**To do:** Your task is to repeat the records exactly from the line containing "Read all visible" onward, through the final line.

begin Information supplied

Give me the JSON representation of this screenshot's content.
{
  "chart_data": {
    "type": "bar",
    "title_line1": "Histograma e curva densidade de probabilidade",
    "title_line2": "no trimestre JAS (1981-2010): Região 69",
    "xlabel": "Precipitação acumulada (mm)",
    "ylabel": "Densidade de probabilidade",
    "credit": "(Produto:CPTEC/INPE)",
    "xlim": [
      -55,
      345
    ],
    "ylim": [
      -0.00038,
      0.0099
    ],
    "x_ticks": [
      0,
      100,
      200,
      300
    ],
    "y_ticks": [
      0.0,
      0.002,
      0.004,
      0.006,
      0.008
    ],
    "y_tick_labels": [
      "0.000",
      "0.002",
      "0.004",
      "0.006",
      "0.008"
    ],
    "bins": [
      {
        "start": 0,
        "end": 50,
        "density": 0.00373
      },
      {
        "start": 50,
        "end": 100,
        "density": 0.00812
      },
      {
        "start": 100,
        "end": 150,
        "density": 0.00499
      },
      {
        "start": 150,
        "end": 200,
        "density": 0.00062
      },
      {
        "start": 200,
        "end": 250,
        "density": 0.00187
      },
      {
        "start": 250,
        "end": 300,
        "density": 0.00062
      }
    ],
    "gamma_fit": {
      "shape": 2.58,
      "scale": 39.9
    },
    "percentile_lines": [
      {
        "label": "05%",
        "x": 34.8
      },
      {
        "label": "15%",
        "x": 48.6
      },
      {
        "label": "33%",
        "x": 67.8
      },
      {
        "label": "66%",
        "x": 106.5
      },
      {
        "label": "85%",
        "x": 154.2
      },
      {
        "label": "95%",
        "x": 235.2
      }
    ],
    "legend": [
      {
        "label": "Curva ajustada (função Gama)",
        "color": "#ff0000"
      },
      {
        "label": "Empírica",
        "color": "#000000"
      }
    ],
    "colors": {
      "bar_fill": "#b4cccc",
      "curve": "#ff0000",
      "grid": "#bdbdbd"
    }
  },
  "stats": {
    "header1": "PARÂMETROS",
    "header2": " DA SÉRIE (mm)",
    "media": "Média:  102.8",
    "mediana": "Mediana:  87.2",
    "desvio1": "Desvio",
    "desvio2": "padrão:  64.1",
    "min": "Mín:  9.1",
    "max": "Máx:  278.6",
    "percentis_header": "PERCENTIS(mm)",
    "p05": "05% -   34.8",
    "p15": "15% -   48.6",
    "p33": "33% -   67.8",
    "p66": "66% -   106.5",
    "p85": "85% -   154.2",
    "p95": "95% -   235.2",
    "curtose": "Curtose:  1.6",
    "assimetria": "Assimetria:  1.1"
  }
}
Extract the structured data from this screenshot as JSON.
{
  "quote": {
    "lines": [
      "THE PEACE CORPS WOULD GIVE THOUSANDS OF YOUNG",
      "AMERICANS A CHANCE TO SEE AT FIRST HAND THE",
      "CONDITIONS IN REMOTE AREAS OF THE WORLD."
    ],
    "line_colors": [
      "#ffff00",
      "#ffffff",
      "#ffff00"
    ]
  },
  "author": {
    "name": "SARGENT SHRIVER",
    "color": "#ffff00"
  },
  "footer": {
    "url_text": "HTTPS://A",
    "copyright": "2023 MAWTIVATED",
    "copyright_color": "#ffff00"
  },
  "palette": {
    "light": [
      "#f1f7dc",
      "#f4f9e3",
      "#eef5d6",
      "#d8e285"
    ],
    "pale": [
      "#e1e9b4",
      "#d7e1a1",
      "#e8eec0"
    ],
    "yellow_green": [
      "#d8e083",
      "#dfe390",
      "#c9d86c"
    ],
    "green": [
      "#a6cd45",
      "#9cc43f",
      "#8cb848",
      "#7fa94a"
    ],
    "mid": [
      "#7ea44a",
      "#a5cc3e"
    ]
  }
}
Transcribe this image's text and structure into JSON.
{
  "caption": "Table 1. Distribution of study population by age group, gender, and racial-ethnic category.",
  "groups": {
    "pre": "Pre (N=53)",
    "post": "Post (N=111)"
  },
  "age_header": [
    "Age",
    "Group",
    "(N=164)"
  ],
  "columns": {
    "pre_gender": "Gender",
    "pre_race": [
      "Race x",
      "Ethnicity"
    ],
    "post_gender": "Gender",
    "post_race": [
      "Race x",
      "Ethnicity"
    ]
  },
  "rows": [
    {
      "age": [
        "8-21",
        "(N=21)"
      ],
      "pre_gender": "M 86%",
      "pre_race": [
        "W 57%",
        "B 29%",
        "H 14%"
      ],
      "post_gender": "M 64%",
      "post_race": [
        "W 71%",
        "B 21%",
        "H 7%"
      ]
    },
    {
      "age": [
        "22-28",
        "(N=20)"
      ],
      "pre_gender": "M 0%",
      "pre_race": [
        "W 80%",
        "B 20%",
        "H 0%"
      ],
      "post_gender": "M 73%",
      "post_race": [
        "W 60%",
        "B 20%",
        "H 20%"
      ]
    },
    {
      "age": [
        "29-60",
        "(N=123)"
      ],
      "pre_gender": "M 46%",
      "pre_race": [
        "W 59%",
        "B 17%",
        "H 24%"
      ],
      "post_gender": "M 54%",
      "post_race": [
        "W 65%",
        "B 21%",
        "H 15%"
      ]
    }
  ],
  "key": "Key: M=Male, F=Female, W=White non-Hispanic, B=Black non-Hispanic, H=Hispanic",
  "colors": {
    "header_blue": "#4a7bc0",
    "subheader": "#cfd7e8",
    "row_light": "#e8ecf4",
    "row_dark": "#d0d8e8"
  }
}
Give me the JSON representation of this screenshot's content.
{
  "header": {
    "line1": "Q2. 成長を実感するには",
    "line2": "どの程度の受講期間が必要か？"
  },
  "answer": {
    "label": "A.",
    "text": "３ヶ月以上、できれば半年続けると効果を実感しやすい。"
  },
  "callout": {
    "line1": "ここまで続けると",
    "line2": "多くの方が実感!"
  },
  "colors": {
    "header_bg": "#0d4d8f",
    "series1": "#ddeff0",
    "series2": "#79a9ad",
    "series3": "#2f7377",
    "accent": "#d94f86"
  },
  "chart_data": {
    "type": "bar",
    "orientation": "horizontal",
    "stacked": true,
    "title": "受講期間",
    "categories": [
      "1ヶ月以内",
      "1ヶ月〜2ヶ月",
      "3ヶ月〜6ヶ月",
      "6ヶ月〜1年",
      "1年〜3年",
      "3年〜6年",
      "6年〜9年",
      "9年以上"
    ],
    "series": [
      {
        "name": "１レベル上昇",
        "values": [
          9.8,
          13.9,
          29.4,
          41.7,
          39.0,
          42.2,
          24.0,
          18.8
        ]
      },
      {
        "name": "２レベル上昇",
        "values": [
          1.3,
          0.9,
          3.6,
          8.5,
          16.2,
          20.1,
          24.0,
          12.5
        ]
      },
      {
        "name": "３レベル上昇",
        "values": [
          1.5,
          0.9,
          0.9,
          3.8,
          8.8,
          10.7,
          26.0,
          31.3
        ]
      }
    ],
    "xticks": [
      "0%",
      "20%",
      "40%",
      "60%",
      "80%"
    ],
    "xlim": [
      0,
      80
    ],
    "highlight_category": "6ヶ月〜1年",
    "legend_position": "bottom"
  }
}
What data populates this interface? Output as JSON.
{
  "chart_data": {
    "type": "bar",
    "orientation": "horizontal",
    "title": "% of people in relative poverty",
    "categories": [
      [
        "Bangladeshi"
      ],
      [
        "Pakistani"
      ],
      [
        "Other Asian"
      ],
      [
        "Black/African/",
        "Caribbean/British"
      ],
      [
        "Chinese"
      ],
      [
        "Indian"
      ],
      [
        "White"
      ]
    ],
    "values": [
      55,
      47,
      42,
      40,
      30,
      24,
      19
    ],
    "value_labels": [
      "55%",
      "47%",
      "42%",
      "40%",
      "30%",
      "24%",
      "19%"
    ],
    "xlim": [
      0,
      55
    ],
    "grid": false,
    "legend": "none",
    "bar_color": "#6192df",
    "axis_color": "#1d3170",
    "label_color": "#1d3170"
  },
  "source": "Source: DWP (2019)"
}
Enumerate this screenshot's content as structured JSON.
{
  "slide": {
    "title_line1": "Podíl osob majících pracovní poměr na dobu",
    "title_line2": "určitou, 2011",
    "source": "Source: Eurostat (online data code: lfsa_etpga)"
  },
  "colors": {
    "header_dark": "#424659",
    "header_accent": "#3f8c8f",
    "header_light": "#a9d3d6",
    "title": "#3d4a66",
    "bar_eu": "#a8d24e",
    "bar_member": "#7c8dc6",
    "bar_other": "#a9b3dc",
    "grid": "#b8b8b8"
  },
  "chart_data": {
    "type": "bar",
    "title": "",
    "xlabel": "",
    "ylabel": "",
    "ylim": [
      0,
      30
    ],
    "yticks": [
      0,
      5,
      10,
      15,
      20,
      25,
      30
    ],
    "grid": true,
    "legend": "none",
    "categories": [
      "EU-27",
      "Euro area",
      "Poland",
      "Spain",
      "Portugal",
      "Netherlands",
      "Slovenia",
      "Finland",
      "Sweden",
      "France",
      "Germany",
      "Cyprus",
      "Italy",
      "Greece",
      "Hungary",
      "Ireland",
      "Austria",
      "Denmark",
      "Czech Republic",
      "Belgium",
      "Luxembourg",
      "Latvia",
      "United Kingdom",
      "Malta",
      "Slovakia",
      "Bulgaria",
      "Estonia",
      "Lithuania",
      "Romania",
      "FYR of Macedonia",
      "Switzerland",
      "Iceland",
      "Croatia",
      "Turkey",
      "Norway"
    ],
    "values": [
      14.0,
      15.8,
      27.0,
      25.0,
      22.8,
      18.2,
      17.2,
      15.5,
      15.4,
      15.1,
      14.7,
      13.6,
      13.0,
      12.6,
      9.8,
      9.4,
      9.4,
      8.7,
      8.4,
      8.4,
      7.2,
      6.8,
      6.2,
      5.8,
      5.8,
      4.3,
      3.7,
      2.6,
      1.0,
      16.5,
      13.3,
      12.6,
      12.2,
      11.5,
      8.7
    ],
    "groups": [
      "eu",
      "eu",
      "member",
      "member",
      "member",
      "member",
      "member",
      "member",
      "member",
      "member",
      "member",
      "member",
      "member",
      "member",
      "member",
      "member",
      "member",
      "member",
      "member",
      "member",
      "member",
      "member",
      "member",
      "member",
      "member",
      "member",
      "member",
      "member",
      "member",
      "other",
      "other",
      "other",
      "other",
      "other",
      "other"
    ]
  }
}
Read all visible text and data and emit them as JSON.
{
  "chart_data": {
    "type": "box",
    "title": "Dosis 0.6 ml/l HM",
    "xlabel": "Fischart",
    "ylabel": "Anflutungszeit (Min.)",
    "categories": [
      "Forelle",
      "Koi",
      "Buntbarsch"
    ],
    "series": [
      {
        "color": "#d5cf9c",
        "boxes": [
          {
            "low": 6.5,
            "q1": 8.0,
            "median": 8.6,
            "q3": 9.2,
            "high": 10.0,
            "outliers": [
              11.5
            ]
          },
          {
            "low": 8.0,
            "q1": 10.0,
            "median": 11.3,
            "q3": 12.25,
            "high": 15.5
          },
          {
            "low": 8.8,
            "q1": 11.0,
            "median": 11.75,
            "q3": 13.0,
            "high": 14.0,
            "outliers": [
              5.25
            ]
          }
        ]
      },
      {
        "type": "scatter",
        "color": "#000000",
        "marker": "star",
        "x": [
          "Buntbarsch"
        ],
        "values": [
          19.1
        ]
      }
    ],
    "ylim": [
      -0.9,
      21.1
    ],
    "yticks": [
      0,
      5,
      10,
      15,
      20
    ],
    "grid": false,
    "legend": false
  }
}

end Information supplied

**Expected answer:**
Read all visible text and data and emit them as JSON.
{
  "chart_data": {
    "type": "box",
    "title": "Dosis 0.6 ml/l HM",
    "xlabel": "Fischart",
    "ylabel": "Anflutungszeit (Min.)",
    "categories": [
      "Forelle",
      "Koi",
      "Buntbarsch"
    ],
    "series": [
      {
        "color": "#d5cf9c",
        "boxes": [
          {
            "low": 6.5,
            "q1": 8.0,
            "median": 8.6,
            "q3": 9.2,
            "high": 10.0,
            "outliers": [
              11.5
            ]
          },
          {
            "low": 8.0,
            "q1": 10.0,
            "median": 11.3,
            "q3": 12.25,
            "high": 15.5
          },
          {
            "low": 8.8,
            "q1": 11.0,
            "median": 11.75,
            "q3": 13.0,
            "high": 14.0,
            "outliers": [
              5.25
            ]
          }
        ]
      },
      {
        "type": "scatter",
        "color": "#000000",
        "marker": "star",
        "x": [
          "Buntbarsch"
        ],
        "values": [
          19.1
        ]
      }
    ],
    "ylim": [
      -0.9,
      21.1
    ],
    "yticks": [
      0,
      5,
      10,
      15,
      20
    ],
    "grid": false,
    "legend": false
  }
}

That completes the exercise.